** Start Records to use **

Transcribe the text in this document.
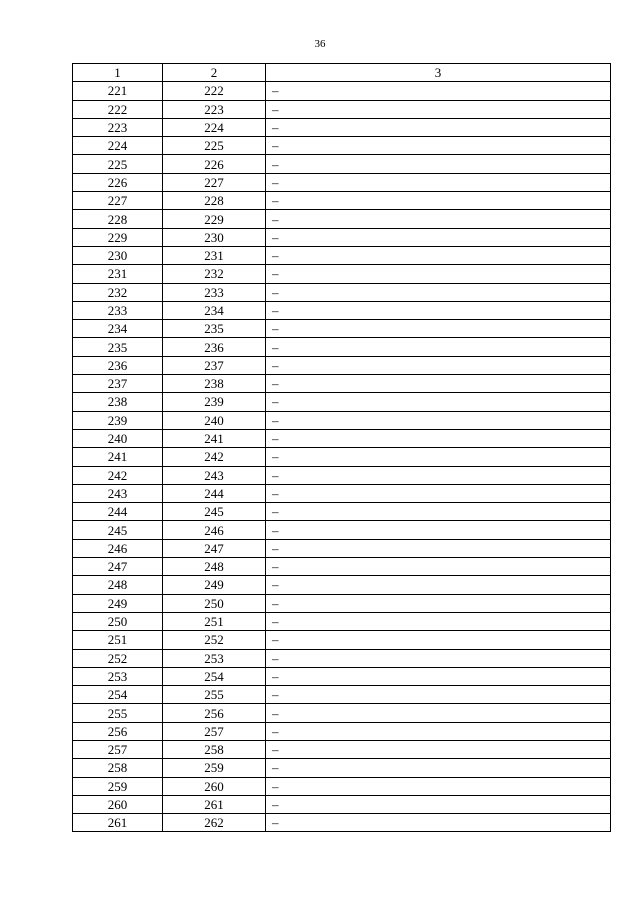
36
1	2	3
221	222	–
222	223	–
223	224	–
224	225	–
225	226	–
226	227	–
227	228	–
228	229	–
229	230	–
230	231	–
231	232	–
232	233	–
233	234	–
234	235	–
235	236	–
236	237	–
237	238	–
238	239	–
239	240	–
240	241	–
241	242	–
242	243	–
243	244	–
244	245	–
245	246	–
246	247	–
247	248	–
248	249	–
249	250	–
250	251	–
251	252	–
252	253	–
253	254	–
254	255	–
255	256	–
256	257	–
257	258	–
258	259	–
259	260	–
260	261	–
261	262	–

** End Records to use **

**Written task**
Pictures are not part of the copy; output everything else in the records exactly.

**Finished exercise**
Transcribe the text in this document.
36
1	2	3
221	222	–
222	223	–
223	224	–
224	225	–
225	226	–
226	227	–
227	228	–
228	229	–
229	230	–
230	231	–
231	232	–
232	233	–
233	234	–
234	235	–
235	236	–
236	237	–
237	238	–
238	239	–
239	240	–
240	241	–
241	242	–
242	243	–
243	244	–
244	245	–
245	246	–
246	247	–
247	248	–
248	249	–
249	250	–
250	251	–
251	252	–
252	253	–
253	254	–
254	255	–
255	256	–
256	257	–
257	258	–
258	259	–
259	260	–
260	261	–
261	262	–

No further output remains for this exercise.